Stored records:
+ + + + +

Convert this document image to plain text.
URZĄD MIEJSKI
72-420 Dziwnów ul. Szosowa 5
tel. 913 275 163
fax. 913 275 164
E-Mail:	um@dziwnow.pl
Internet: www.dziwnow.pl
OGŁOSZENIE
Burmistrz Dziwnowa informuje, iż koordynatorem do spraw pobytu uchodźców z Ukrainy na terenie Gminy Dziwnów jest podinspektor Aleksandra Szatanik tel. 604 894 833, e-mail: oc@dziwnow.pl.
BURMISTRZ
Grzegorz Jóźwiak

+ + + + +

Stated problem:
Write out the data exactly as it stands.

Solution below:
Convert this document image to plain text.
URZĄD MIEJSKI
72-420 Dziwnów ul. Szosowa 5
tel. 913 275 163
fax. 913 275 164
E-Mail:	um@dziwnow.pl
Internet: www.dziwnow.pl
OGŁOSZENIE
Burmistrz Dziwnowa informuje, iż koordynatorem do spraw pobytu uchodźców z Ukrainy na terenie Gminy Dziwnów jest podinspektor Aleksandra Szatanik tel. 604 894 833, e-mail: oc@dziwnow.pl.
BURMISTRZ
Grzegorz Jóźwiak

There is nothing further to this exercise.